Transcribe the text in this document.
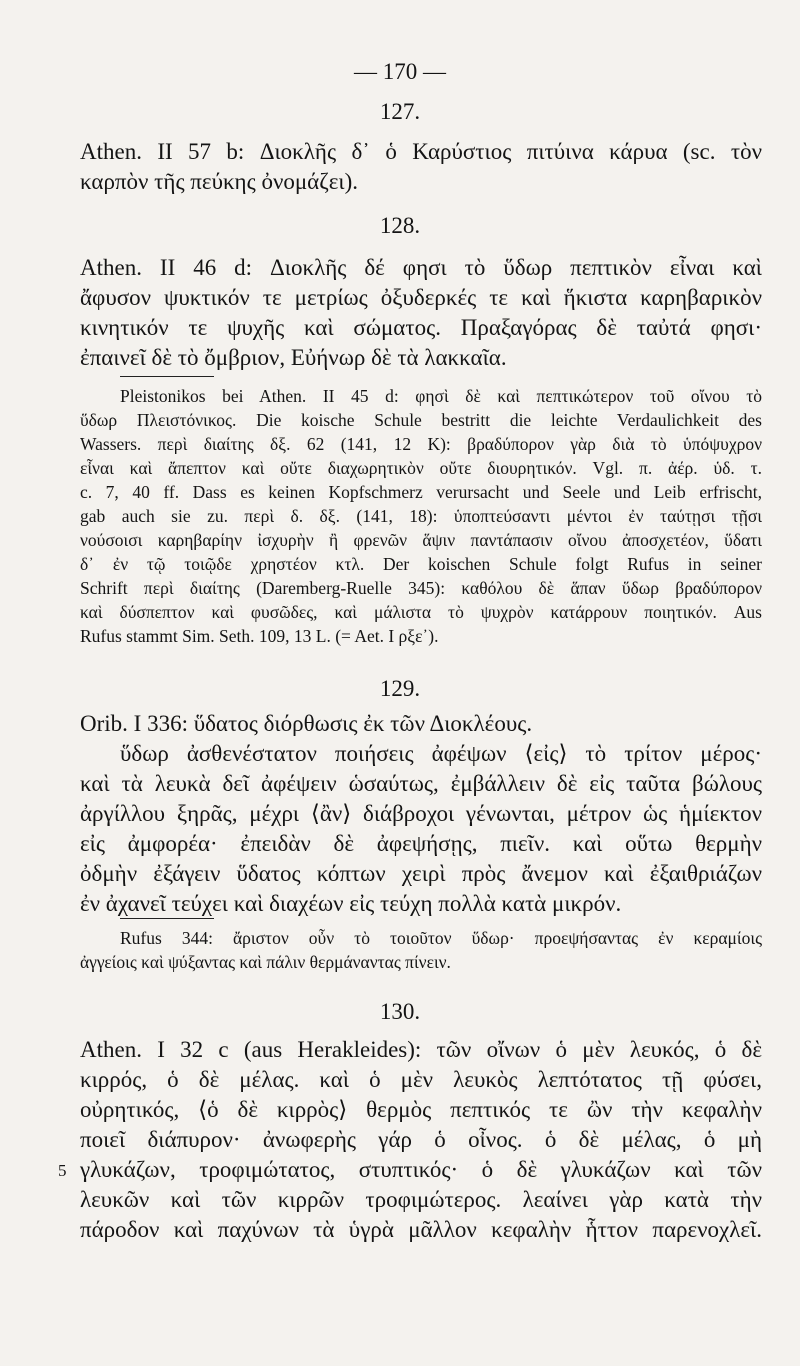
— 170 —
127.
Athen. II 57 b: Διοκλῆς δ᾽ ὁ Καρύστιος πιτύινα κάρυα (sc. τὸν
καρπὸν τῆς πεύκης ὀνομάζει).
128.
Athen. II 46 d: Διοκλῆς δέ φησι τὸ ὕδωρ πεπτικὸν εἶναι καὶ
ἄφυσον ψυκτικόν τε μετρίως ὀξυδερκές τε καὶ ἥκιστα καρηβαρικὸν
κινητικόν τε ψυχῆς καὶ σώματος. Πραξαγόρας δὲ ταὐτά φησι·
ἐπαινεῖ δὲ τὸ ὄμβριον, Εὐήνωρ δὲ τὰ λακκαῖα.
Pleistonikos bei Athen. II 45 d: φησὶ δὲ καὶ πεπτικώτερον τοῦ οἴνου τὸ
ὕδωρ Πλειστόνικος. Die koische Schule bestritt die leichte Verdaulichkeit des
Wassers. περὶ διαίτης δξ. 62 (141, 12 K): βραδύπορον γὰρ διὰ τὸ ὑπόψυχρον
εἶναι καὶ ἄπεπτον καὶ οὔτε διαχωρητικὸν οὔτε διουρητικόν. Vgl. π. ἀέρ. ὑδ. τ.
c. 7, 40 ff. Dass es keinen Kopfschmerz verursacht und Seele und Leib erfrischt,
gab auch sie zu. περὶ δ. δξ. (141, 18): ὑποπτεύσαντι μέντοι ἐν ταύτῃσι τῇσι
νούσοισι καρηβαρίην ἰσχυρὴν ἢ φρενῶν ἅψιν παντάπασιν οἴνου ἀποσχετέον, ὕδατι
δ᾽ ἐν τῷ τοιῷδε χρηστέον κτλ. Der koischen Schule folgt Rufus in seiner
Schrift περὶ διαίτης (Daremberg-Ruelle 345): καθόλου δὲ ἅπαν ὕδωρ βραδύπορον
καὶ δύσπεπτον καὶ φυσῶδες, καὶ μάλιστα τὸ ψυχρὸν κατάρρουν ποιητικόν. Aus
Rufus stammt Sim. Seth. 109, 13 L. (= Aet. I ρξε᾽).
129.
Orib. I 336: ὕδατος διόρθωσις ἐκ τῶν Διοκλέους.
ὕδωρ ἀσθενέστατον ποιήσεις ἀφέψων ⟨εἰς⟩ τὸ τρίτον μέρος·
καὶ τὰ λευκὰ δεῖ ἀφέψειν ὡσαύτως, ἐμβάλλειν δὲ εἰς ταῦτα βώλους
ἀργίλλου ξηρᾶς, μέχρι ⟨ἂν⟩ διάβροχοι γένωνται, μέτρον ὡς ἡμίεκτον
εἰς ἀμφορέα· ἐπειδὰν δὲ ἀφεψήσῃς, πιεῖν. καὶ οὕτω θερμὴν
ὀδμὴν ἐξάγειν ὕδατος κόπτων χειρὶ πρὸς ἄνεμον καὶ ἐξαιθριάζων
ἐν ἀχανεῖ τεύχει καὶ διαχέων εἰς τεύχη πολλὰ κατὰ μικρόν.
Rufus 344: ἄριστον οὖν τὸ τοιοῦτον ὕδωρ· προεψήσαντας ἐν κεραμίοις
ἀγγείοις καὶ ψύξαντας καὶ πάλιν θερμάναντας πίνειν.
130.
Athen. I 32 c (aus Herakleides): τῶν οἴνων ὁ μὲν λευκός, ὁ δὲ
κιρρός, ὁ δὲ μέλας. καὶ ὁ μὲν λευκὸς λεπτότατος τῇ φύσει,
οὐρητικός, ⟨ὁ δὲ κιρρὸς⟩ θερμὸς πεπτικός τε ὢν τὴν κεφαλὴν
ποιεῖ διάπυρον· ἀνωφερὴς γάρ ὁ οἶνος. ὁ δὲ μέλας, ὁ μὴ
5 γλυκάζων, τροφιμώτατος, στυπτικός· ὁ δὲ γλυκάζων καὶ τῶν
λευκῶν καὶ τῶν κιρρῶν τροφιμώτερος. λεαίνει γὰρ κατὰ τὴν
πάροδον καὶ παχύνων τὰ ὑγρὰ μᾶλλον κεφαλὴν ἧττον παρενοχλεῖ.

==

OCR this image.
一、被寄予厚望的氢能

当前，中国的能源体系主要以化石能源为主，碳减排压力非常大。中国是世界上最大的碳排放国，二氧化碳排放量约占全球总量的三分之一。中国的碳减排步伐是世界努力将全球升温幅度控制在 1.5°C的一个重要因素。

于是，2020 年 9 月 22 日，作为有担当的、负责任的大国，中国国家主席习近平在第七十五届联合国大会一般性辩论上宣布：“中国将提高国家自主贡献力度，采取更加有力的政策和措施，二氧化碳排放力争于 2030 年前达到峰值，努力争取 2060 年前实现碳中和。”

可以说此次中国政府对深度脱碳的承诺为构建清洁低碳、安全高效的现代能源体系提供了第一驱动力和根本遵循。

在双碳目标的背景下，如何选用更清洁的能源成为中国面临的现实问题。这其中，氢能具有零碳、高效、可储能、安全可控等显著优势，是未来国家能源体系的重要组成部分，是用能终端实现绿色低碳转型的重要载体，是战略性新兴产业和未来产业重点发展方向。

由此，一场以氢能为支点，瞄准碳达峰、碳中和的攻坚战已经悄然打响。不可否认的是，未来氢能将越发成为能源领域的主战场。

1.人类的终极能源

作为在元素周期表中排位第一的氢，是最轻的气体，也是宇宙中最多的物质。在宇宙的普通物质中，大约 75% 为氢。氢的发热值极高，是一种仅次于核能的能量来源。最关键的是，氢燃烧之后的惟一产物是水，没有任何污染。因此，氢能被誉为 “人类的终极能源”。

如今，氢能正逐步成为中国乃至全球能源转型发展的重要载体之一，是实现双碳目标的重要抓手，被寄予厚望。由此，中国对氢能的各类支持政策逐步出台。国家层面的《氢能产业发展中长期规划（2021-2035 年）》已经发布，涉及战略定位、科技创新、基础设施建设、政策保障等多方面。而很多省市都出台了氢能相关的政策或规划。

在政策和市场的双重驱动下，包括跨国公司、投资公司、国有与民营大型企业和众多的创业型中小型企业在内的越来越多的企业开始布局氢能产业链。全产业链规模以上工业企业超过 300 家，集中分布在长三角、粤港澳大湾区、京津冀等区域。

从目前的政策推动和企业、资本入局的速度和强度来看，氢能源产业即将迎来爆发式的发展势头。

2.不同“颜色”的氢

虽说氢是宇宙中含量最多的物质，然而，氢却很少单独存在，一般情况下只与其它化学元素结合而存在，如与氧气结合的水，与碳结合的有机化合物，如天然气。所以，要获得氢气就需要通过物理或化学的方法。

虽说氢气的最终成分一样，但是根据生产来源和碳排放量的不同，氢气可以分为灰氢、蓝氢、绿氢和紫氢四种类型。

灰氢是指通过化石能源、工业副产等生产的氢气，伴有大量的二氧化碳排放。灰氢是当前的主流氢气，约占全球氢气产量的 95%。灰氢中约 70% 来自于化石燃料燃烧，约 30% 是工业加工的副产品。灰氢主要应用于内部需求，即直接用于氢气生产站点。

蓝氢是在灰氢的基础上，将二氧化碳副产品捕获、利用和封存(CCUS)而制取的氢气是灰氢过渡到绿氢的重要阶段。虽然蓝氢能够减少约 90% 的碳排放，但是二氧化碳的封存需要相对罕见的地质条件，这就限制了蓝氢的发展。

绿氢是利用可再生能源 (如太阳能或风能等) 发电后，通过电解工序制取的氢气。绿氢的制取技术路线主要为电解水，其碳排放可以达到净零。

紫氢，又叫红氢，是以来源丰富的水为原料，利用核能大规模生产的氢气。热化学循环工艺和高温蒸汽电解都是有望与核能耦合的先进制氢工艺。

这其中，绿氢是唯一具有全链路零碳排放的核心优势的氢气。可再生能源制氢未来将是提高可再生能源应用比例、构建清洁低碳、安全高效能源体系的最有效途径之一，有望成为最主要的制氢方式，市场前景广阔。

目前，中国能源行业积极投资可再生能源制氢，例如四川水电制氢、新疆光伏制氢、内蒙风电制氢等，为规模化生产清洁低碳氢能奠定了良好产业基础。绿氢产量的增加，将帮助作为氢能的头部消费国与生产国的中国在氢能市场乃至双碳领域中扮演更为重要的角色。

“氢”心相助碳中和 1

● WHAT NEEDS TO BE DONE
Find how many lines of the entries contain "Schule". Respond with the number only.

● WRITTEN REPLY
2